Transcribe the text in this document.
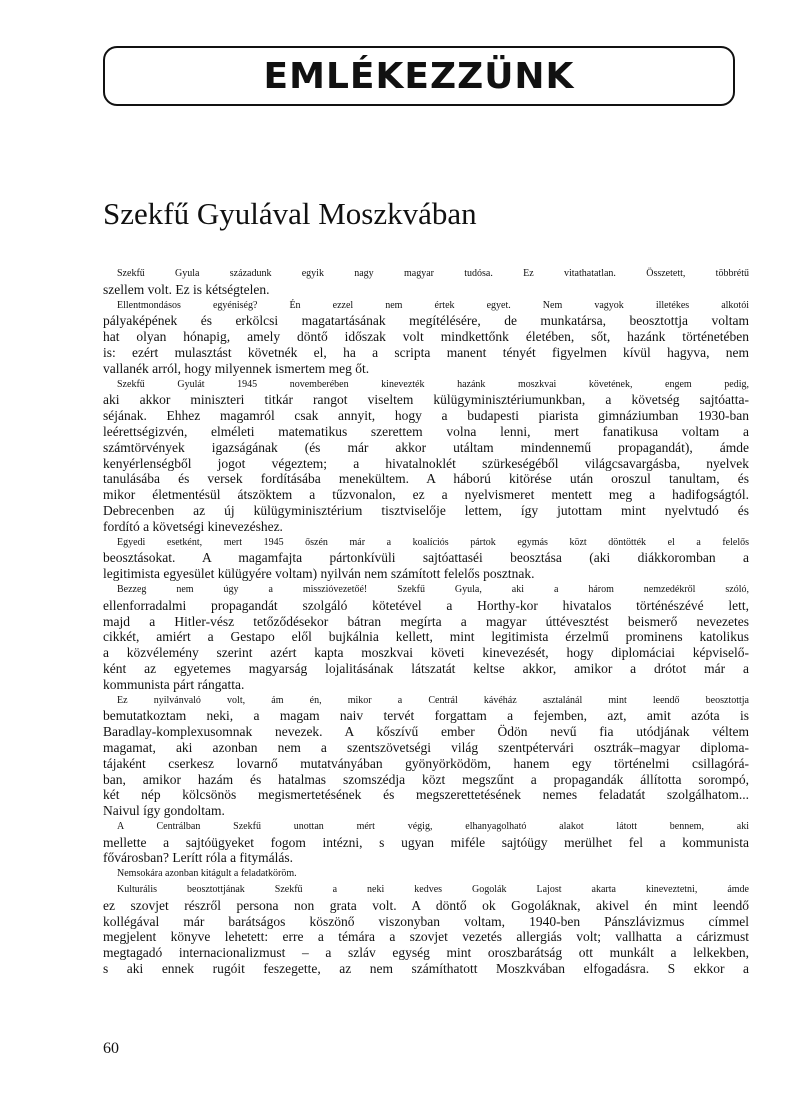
EMLÉKEZZÜNK
Szekfű Gyulával Moszkvában
Szekfű Gyula századunk egyik nagy magyar tudósa. Ez vitathatatlan. Összetett, többrétű
szellem volt. Ez is kétségtelen.
Ellentmondásos egyéniség? Én ezzel nem értek egyet. Nem vagyok illetékes alkotói
pályaképének és erkölcsi magatartásának megítélésére, de munkatársa, beosztottja voltam
hat olyan hónapig, amely döntő időszak volt mindkettőnk életében, sőt, hazánk történetében
is: ezért mulasztást követnék el, ha a scripta manent tényét figyelmen kívül hagyva, nem
vallanék arról, hogy milyennek ismertem meg őt.
Szekfű Gyulát 1945 novemberében kinevezték hazánk moszkvai követének, engem pedig,
aki akkor miniszteri titkár rangot viseltem külügyminisztériumunkban, a követség sajtóatta-
séjának. Ehhez magamról csak annyit, hogy a budapesti piarista gimnáziumban 1930-ban
leérettségizvén, elméleti matematikus szerettem volna lenni, mert fanatikusa voltam a
számtörvények igazságának (és már akkor utáltam mindennemű propagandát), ámde
kenyérlenségből jogot végeztem; a hivatalnoklét szürkeségéből világcsavargásba, nyelvek
tanulásába és versek fordításába menekültem. A háború kitörése után oroszul tanultam, és
mikor életmentésül átszöktem a tűzvonalon, ez a nyelvismeret mentett meg a hadifogságtól.
Debrecenben az új külügyminisztérium tisztviselője lettem, így jutottam mint nyelvtudó és
fordító a követségi kinevezéshez.
Egyedi esetként, mert 1945 őszén már a koalíciós pártok egymás közt döntötték el a felelős
beosztásokat. A magamfajta pártonkívüli sajtóattaséi beosztása (aki diákkoromban a
legitimista egyesület külügyére voltam) nyilván nem számított felelős posztnak.
Bezzeg nem úgy a misszióvezetőé! Szekfű Gyula, aki a három nemzedékről szóló,
ellenforradalmi propagandát szolgáló kötetével a Horthy-kor hivatalos történészévé lett,
majd a Hitler-vész tetőződésekor bátran megírta a magyar úttévesztést beismerő nevezetes
cikkét, amiért a Gestapo elől bujkálnia kellett, mint legitimista érzelmű prominens katolikus
a közvélemény szerint azért kapta moszkvai követi kinevezését, hogy diplomáciai képviselő-
ként az egyetemes magyarság lojalitásának látszatát keltse akkor, amikor a drótot már a
kommunista párt rángatta.
Ez nyilvánvaló volt, ám én, mikor a Centrál kávéház asztalánál mint leendő beosztottja
bemutatkoztam neki, a magam naiv tervét forgattam a fejemben, azt, amit azóta is
Baradlay-komplexusomnak nevezek. A kőszívű ember Ödön nevű fia utódjának véltem
magamat, aki azonban nem a szentszövetségi világ szentpétervári osztrák–magyar diploma-
tájaként cserkesz lovarnő mutatványában gyönyörködöm, hanem egy történelmi csillagórá-
ban, amikor hazám és hatalmas szomszédja közt megszűnt a propagandák állította sorompó,
két nép kölcsönös megismertetésének és megszerettetésének nemes feladatát szolgálhatom...
Naivul így gondoltam.
A Centrálban Szekfű unottan mért végig, elhanyagolható alakot látott bennem, aki
mellette a sajtóügyeket fogom intézni, s ugyan miféle sajtóügy merülhet fel a kommunista
fővárosban? Lerítt róla a fitymálás.
Nemsokára azonban kitágult a feladatköröm.
Kulturális beosztottjának Szekfű a neki kedves Gogolák Lajost akarta kineveztetni, ámde
ez szovjet részről persona non grata volt. A döntő ok Gogoláknak, akivel én mint leendő
kollégával már barátságos köszönő viszonyban voltam, 1940-ben Pánszlávizmus címmel
megjelent könyve lehetett: erre a témára a szovjet vezetés allergiás volt; vallhatta a cárizmust
megtagadó internacionalizmust – a szláv egység mint oroszbarátság ott munkált a lelkekben,
s aki ennek rugóit feszegette, az nem számíthatott Moszkvában elfogadásra. S ekkor a
60
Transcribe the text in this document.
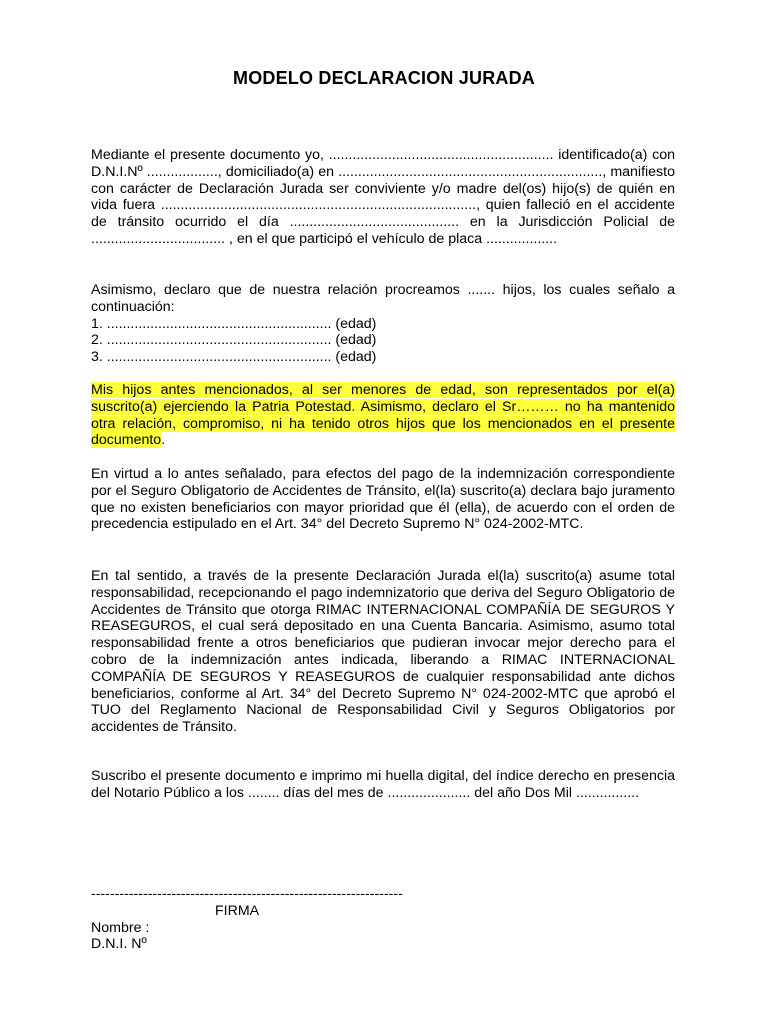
MODELO DECLARACION JURADA

Mediante el presente documento yo, ......................................................... identificado(a) con D.N.I.Nº .................., domiciliado(a) en ..................................................................., manifiesto con carácter de Declaración Jurada ser conviviente y/o madre del(os) hijo(s) de quién en vida fuera ................................................................................, quien falleció en el accidente de tránsito ocurrido el día ........................................... en la Jurisdicción Policial de .................................. , en el que participó el vehículo de placa ..................

Asimismo, declaro que de nuestra relación procreamos ....... hijos, los cuales señalo a continuación:

1. ......................................................... (edad)
2. ......................................................... (edad)
3. ......................................................... (edad)

Mis hijos antes mencionados, al ser menores de edad, son representados por el(a) suscrito(a) ejerciendo la Patria Potestad. Asimismo, declaro el Sr……… no ha mantenido otra relación, compromiso, ni ha tenido otros hijos que los mencionados en el presente documento.

En virtud a lo antes señalado, para efectos del pago de la indemnización correspondiente por el Seguro Obligatorio de Accidentes de Tránsito, el(la) suscrito(a) declara bajo juramento que no existen beneficiarios con mayor prioridad que él (ella), de acuerdo con el orden de precedencia estipulado en el Art. 34° del Decreto Supremo N° 024-2002-MTC.

En tal sentido, a través de la presente Declaración Jurada el(la) suscrito(a) asume total responsabilidad, recepcionando el pago indemnizatorio que deriva del Seguro Obligatorio de Accidentes de Tránsito que otorga RIMAC INTERNACIONAL COMPAÑÍA DE SEGUROS Y REASEGUROS, el cual será depositado en una Cuenta Bancaria. Asimismo, asumo total responsabilidad frente a otros beneficiarios que pudieran invocar mejor derecho para el cobro de la indemnización antes indicada, liberando a RIMAC INTERNACIONAL COMPAÑÍA DE SEGUROS Y REASEGUROS de cualquier responsabilidad ante dichos beneficiarios, conforme al Art. 34° del Decreto Supremo N° 024-2002-MTC que aprobó el TUO del Reglamento Nacional de Responsabilidad Civil y Seguros Obligatorios por accidentes de Tránsito.

Suscribo el presente documento e imprimo mi huella digital, del índice derecho en presencia del Notario Público a los ........ días del mes de ..................... del año Dos Mil ................

------------------------------------------------------------------
FIRMA
Nombre :
D.N.I. Nº
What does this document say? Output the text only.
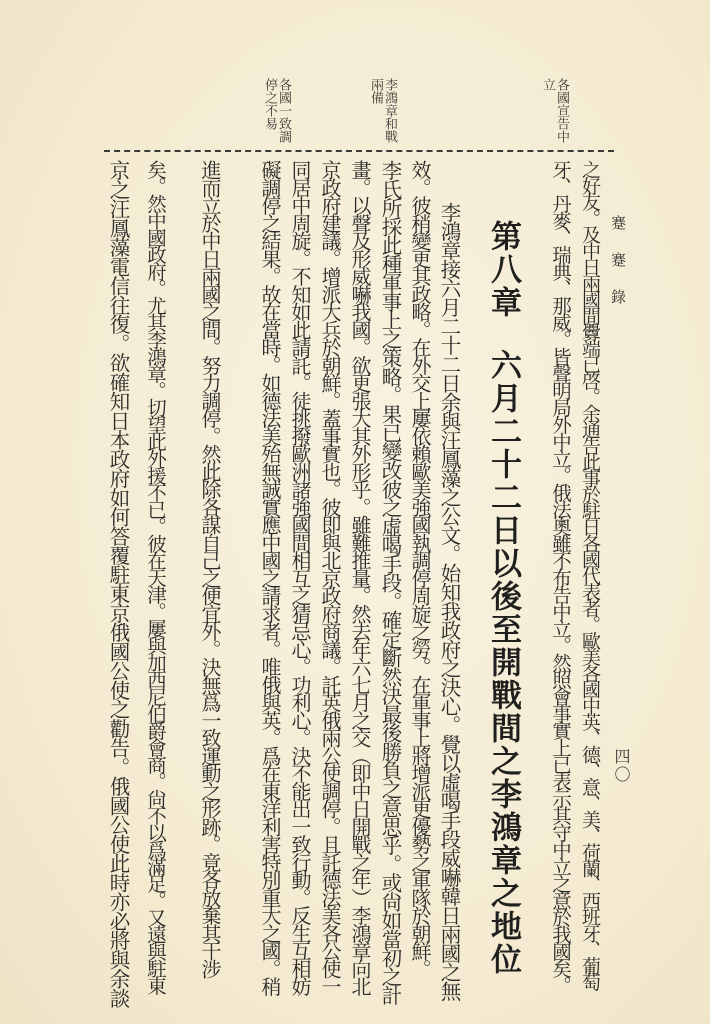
各國宣告中立
李鴻章和戰兩備
各國一致調停之不易
蹇蹇錄
四〇
之好友。及中日兩國間釁端已啓。余通告此事於駐日各國代表者。歐美各國中英、德、意、美、荷蘭、西班牙、葡萄
牙、丹麥、瑞典、那威。皆聲明局外中立。俄法奧雖不布告中立。然照會事實上已表示其守中立之意於我國矣。
第八章六月二十二日以後至開戰間之李鴻章之地位
李鴻章接六月二十二日余與汪鳳藻之公文。始知我政府之決心。覺以虛喝手段威嚇韓日兩國之無
效。彼稍變更其政略。在外交上屢依賴歐美強國執調停周旋之勞。在軍事上將增派更優勢之軍隊於朝鮮。
李氏所採此種軍事上之策略。果已變改彼之虛喝手段。確定斷然決最後勝負之意思乎。或尙如當初之計
畫。以聲及形威嚇我國。欲更張大其外形乎。雖難推量。然去年六七月之交（即中日開戰之年）李鴻章向北
京政府建議。增派大兵於朝鮮。蓋事實也。彼即與北京政府商議。託英俄兩公使調停。且託德法美各公使一
同居中周旋。不知如此請託。徒挑撥歐洲諸強國間相互之猜忌心。功利心。決不能出一致行動。反生互相妨
礙調停之結果。故在當時。如德法美殆無誠實應中國之請求者。唯俄與英。爲在東洋利害特別重大之國。稍
進而立於中日兩國之間。努力調停。然此除各謀自己之便宜外。決無爲一致運動之形跡。竟各放棄其干涉
矣。然中國政府。尤其李鴻章。切望此外援不已。彼在天津。屢與加西尼伯爵會商。尙不以爲滿足。又遠與駐東
京之汪鳳藻電信往復。欲確知日本政府如何答覆駐東京俄國公使之勸告。俄國公使此時亦必將與余談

========

Direction — Reproduce verbatim every line starting at the line that holds "What does this" and ending with the final line of the data; omit the pictures.

Solution below —
What does this document say? Output the text only.
各國宣告中立
李鴻章和戰兩備
各國一致調停之不易
蹇蹇錄
四〇
之好友。及中日兩國間釁端已啓。余通告此事於駐日各國代表者。歐美各國中英、德、意、美、荷蘭、西班牙、葡萄
牙、丹麥、瑞典、那威。皆聲明局外中立。俄法奧雖不布告中立。然照會事實上已表示其守中立之意於我國矣。
第八章六月二十二日以後至開戰間之李鴻章之地位
李鴻章接六月二十二日余與汪鳳藻之公文。始知我政府之決心。覺以虛喝手段威嚇韓日兩國之無
效。彼稍變更其政略。在外交上屢依賴歐美強國執調停周旋之勞。在軍事上將增派更優勢之軍隊於朝鮮。
李氏所採此種軍事上之策略。果已變改彼之虛喝手段。確定斷然決最後勝負之意思乎。或尙如當初之計
畫。以聲及形威嚇我國。欲更張大其外形乎。雖難推量。然去年六七月之交（即中日開戰之年）李鴻章向北
京政府建議。增派大兵於朝鮮。蓋事實也。彼即與北京政府商議。託英俄兩公使調停。且託德法美各公使一
同居中周旋。不知如此請託。徒挑撥歐洲諸強國間相互之猜忌心。功利心。決不能出一致行動。反生互相妨
礙調停之結果。故在當時。如德法美殆無誠實應中國之請求者。唯俄與英。爲在東洋利害特別重大之國。稍
進而立於中日兩國之間。努力調停。然此除各謀自己之便宜外。決無爲一致運動之形跡。竟各放棄其干涉
矣。然中國政府。尤其李鴻章。切望此外援不已。彼在天津。屢與加西尼伯爵會商。尙不以爲滿足。又遠與駐東
京之汪鳳藻電信往復。欲確知日本政府如何答覆駐東京俄國公使之勸告。俄國公使此時亦必將與余談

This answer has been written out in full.